[TEXTO FORNECIDO]
⁂

À proa dum navio de
penedos, A navegar num doce mar
de mosto, Capitão no seu posto De comando, S. Leonardo vai
sulcando As ondas Da eternidade, Sem pressa de chegar
ao seu destino. Ancorado e feliz no
cais humano, É num antecipado
desengano Que ruma em direção ao
cais divino. |
Lá não terá socalcos Nem vinhedos Na menina dos olhos
deslumbrados; Doiros desaguados Serão charcos de luz Envelhecida; Rasos, todos os montes Deixarão prolongar os
horizontes Até onde se extinga a
cor da vida. |
Por isso, é devagar que
se aproxima
Da bem-aventurança.
É lentamente que o
rabelo avança
Debaixo dos seus pés de
marinheiro.
E cada hora a mais que
gasta no caminho
É um sorvo a mais de
cheiro
A terra e a rosmaninho!

⁂

[DADOS REGISTADOS]
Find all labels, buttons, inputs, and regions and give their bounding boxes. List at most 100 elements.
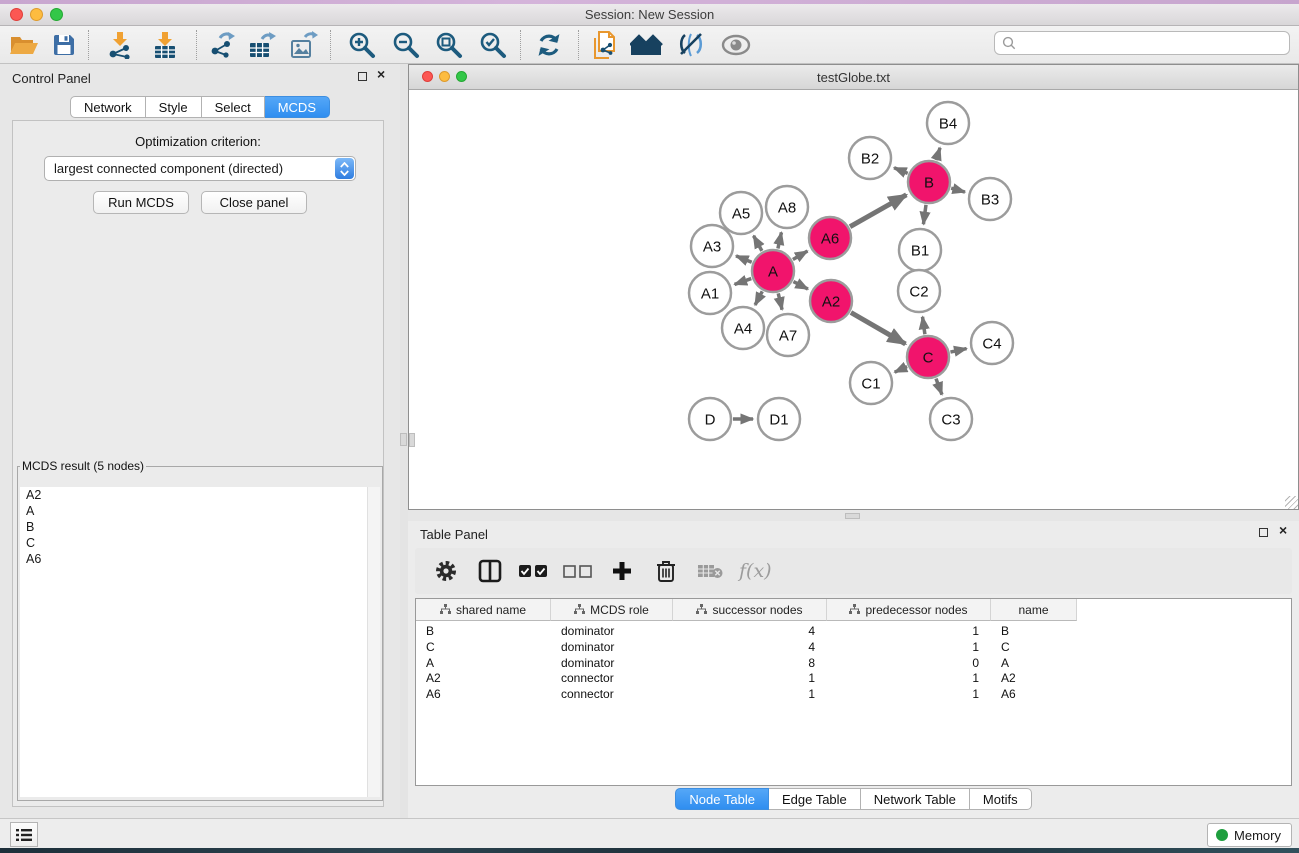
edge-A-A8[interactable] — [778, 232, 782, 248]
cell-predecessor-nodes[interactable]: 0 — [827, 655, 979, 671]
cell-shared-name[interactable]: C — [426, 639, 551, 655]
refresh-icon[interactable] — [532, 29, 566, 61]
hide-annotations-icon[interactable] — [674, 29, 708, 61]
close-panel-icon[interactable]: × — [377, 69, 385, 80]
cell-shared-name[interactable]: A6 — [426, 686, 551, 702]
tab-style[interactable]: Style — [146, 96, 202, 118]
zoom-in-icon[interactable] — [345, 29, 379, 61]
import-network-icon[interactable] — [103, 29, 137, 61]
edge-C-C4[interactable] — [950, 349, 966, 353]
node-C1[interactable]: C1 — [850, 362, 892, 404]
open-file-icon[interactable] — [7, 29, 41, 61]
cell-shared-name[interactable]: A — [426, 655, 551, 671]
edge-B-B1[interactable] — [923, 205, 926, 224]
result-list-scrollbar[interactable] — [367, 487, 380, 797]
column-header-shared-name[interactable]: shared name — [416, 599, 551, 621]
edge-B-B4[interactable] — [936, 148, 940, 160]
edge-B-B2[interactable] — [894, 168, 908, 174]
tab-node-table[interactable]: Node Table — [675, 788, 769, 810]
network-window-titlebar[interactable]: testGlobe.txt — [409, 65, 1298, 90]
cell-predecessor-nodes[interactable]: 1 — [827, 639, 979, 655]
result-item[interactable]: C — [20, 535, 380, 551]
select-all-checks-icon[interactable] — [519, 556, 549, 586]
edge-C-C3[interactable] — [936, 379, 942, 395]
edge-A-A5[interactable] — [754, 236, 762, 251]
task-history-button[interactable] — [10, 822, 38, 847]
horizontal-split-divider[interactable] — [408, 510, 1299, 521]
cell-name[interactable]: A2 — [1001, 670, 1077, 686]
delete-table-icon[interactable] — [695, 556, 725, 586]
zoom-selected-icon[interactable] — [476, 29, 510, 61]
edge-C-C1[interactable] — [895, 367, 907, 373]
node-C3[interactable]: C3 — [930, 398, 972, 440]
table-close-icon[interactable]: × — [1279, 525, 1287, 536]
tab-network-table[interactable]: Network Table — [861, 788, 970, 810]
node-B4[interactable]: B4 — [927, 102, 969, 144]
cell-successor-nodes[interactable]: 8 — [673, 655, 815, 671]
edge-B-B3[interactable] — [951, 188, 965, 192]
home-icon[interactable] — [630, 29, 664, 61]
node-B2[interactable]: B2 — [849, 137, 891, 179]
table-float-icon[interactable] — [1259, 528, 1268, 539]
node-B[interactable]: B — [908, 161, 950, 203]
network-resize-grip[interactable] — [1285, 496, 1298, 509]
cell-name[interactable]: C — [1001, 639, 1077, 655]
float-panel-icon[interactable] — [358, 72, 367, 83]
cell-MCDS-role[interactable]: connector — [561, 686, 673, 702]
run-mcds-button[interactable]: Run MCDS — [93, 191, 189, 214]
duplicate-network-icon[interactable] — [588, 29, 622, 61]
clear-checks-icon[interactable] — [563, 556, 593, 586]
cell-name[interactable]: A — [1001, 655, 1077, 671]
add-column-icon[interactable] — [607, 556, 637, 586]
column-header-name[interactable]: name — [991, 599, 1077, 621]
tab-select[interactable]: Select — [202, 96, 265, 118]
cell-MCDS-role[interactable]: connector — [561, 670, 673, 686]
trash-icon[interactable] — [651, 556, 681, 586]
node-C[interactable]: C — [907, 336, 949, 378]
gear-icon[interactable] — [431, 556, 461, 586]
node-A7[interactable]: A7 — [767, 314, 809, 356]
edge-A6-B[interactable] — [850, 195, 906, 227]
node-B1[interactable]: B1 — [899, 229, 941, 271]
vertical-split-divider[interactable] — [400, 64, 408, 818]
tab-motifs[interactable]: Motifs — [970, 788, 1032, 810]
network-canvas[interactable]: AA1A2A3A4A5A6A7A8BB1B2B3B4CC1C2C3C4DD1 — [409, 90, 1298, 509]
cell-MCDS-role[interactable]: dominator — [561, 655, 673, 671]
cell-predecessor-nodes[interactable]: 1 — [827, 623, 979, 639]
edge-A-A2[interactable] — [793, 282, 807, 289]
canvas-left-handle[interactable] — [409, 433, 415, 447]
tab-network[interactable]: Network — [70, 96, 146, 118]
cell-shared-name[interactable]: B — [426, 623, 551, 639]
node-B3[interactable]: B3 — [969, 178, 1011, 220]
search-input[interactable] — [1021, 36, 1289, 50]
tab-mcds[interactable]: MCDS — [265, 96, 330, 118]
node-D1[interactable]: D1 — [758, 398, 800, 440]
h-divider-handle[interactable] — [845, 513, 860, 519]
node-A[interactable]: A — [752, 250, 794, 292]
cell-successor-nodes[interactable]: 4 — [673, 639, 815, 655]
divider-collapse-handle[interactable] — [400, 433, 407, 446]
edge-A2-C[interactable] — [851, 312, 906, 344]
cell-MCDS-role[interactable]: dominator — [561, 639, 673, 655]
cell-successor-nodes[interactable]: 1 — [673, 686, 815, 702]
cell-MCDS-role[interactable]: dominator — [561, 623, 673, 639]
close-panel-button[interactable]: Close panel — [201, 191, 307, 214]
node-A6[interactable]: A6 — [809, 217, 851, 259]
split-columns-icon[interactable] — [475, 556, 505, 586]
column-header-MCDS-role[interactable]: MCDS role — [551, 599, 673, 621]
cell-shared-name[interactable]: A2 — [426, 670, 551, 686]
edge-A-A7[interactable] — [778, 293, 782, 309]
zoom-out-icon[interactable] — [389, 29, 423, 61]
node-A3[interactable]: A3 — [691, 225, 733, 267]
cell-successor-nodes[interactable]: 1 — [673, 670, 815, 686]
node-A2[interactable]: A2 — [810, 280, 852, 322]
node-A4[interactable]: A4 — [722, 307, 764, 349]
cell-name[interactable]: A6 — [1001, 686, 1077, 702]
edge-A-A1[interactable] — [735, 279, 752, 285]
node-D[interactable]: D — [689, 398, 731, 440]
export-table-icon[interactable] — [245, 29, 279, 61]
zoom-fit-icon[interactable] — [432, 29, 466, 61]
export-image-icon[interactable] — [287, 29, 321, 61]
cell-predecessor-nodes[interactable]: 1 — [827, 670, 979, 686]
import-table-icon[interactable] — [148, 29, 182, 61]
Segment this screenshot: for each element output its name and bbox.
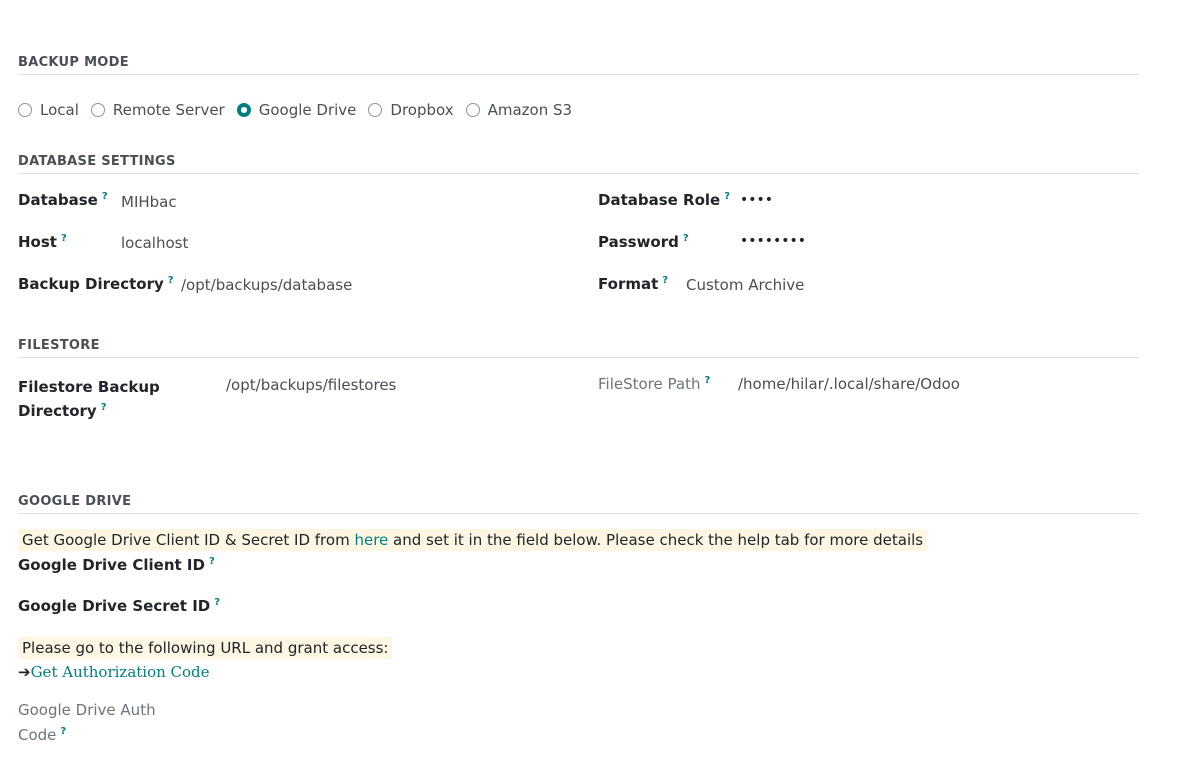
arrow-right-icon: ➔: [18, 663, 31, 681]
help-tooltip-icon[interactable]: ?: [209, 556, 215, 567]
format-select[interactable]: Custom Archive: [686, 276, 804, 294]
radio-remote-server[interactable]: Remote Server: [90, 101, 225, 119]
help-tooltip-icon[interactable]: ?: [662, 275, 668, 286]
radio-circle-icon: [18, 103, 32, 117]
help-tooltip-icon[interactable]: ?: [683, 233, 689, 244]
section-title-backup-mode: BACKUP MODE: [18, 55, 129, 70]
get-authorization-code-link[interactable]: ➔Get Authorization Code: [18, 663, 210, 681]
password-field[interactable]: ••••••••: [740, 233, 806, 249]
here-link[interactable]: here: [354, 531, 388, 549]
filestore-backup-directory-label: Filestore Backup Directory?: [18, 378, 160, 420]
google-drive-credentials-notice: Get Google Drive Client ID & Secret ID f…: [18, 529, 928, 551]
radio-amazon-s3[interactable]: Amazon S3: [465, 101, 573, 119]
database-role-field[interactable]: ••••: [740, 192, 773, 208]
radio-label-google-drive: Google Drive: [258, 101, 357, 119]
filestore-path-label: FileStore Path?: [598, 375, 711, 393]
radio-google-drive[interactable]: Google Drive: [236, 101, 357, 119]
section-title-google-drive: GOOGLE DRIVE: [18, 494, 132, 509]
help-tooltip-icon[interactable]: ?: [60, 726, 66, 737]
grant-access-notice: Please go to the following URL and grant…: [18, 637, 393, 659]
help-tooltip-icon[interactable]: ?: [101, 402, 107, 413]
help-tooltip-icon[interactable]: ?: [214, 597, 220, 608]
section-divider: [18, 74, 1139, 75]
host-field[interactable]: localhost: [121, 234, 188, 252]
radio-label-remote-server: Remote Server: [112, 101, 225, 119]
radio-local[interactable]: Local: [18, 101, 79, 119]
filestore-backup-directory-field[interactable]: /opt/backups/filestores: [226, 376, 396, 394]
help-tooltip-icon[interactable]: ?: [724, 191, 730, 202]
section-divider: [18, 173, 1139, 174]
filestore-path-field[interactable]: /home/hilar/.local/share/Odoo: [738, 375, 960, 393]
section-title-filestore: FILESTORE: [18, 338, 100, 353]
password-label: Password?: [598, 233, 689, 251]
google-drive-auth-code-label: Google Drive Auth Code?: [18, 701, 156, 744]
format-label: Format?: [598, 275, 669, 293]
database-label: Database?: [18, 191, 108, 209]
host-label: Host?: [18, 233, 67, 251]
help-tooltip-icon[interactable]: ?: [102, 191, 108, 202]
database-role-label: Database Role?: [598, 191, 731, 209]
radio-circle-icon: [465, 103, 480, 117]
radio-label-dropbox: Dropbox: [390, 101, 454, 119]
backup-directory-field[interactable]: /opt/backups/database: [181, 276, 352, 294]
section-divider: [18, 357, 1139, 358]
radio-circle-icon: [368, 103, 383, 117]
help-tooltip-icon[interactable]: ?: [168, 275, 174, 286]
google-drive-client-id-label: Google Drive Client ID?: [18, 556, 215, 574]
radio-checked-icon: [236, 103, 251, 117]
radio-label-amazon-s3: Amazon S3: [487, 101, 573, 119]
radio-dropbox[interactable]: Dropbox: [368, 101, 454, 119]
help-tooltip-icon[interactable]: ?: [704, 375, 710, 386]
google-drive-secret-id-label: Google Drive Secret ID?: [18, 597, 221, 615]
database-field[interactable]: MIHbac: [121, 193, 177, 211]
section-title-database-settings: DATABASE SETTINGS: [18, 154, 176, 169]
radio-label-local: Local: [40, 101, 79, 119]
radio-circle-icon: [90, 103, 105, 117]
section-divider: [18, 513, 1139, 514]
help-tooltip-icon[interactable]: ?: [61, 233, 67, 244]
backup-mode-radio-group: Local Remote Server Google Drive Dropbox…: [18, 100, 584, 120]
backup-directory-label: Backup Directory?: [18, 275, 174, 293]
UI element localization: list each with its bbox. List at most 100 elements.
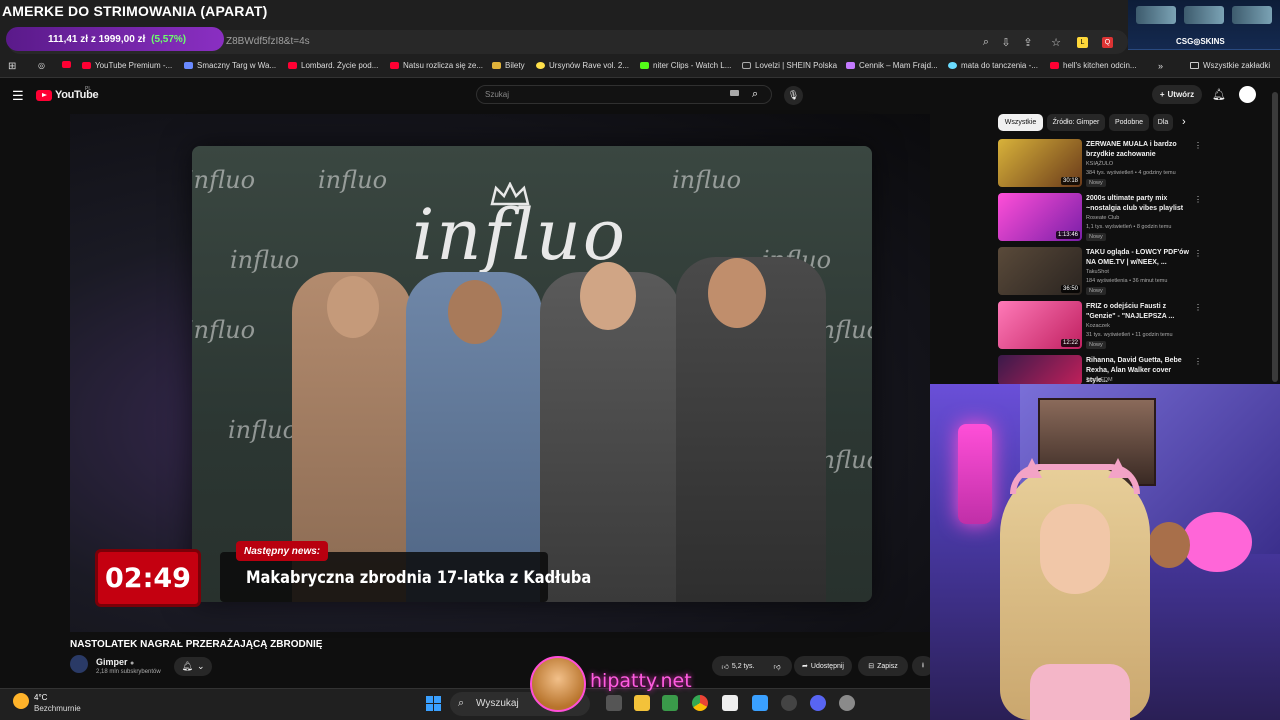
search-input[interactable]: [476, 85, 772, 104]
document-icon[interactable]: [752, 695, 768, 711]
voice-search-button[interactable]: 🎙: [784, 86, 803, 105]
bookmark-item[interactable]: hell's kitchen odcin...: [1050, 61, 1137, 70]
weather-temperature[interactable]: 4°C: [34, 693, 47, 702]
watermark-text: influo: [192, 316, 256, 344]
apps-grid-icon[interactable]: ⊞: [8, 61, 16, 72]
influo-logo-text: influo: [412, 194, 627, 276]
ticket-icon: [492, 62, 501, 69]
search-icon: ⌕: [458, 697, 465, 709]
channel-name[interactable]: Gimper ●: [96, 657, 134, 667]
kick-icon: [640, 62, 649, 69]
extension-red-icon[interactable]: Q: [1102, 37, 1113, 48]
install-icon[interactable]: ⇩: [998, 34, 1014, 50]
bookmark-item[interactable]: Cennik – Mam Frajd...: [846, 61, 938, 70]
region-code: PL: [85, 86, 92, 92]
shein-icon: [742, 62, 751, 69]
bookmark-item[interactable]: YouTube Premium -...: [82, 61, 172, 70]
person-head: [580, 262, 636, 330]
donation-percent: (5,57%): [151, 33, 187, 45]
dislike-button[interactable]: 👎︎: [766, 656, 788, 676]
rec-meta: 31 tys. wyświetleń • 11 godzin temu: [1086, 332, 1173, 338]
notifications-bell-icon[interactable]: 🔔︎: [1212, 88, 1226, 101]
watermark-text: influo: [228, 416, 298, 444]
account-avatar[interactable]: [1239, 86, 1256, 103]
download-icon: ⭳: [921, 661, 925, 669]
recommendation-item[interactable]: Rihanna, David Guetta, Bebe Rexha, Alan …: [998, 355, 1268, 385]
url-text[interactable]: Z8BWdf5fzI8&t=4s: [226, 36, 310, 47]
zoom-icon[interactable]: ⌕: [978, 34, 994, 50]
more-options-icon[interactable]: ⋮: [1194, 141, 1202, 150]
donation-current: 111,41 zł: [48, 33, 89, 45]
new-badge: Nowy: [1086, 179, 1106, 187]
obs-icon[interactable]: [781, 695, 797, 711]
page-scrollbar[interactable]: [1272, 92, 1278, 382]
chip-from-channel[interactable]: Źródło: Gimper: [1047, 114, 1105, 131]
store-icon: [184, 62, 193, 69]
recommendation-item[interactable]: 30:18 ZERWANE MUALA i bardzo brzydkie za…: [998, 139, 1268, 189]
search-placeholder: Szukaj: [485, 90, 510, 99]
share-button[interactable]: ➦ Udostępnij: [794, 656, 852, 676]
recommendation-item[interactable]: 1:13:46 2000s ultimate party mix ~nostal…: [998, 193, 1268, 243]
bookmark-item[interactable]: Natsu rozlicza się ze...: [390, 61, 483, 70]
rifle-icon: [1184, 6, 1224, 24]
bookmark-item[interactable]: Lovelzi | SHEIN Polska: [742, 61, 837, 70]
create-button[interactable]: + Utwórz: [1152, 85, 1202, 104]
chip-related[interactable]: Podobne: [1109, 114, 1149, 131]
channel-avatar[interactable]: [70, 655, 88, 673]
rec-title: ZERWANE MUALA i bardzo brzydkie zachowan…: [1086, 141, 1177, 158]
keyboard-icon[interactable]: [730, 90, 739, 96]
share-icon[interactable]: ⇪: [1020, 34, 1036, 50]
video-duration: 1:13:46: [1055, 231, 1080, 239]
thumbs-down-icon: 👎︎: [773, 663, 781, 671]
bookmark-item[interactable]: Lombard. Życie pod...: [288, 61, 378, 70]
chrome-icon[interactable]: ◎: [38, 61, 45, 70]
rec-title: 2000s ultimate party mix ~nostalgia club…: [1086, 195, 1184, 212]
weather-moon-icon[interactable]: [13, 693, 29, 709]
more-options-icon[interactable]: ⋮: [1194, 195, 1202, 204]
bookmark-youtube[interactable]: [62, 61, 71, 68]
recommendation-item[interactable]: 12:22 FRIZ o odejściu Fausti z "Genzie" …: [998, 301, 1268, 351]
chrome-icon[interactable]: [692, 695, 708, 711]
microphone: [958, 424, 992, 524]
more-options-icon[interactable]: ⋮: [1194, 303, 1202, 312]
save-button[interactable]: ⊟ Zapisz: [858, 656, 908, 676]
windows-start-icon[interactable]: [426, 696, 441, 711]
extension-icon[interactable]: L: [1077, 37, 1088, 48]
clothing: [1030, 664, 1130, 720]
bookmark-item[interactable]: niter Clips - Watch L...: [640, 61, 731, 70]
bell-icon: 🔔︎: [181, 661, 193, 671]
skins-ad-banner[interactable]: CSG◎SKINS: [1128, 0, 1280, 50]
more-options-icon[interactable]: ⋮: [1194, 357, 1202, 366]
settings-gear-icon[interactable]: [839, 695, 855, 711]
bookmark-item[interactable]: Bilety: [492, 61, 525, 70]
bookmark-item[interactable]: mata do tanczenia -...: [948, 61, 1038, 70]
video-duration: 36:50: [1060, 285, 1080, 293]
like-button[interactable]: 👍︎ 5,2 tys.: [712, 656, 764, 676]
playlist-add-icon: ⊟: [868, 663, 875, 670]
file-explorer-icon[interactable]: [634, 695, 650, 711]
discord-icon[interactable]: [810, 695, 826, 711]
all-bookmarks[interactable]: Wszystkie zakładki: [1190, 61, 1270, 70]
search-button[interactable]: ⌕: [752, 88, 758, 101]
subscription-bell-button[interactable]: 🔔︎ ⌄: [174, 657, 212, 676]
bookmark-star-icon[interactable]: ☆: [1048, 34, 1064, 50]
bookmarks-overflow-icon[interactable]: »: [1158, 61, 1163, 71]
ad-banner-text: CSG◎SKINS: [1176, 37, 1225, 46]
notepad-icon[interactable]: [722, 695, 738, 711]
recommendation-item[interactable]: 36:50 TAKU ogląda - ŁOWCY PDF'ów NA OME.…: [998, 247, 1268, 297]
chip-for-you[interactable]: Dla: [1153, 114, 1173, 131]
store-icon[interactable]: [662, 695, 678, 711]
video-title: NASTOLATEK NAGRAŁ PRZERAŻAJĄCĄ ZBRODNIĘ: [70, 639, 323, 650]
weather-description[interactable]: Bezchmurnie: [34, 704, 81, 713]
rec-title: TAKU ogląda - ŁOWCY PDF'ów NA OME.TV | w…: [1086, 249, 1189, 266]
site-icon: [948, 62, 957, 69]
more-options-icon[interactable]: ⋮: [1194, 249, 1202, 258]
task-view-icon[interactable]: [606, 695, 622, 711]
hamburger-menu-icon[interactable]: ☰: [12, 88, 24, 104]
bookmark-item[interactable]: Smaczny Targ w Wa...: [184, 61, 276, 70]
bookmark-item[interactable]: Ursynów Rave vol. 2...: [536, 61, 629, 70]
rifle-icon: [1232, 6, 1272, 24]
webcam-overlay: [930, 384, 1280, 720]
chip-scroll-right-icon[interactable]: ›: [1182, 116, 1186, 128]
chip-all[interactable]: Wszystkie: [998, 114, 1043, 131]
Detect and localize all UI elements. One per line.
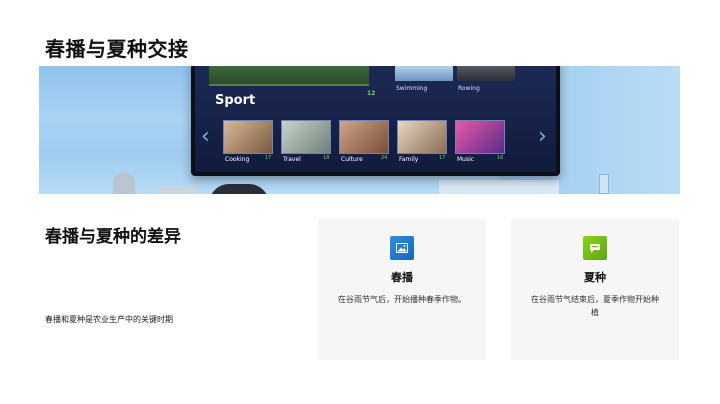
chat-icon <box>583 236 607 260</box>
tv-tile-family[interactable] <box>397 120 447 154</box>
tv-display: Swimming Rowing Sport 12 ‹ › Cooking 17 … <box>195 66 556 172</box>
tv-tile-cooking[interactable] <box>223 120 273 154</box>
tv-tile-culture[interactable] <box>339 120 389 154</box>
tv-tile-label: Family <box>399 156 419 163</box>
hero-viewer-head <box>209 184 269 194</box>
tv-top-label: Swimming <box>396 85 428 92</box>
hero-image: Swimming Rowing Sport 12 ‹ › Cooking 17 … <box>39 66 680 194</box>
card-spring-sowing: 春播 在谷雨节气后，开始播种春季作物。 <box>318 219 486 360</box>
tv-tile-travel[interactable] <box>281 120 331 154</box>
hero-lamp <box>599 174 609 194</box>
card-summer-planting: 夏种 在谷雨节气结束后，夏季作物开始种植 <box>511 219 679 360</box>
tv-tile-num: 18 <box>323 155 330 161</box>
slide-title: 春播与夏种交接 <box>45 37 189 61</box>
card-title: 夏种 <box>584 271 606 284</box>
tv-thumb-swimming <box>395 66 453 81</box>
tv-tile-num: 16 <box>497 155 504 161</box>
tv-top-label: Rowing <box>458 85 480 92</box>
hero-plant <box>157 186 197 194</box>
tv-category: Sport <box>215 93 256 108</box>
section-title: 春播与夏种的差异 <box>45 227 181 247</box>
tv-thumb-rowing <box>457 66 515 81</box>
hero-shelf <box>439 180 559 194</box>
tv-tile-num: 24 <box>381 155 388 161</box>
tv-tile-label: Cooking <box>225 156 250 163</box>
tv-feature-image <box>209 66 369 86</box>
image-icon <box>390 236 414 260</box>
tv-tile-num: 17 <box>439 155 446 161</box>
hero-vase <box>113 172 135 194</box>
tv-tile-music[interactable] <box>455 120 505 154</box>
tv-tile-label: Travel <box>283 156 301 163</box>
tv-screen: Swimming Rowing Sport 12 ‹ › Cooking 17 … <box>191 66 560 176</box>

⁂

[ENUNCIADO DA TAREFA]
De acordo com o poema sobre S. Leonardo, por que motivo o santo se aproxima devagar da bem-aventurança? Responda em uma a três frases. Os dados provêm de uma fonte distinta do texto fornecido.

[RESOLUÇÃO]
No cais divino não terá socalcos nem vinhedos, os Doiros serão charcos de luz envelhecida e os montes, rasos, prolongarão os horizontes até onde se extinga a cor da vida. Além disso, cada hora a mais que gasta no caminho é um sorvo a mais de cheiro a terra e a rosmaninho.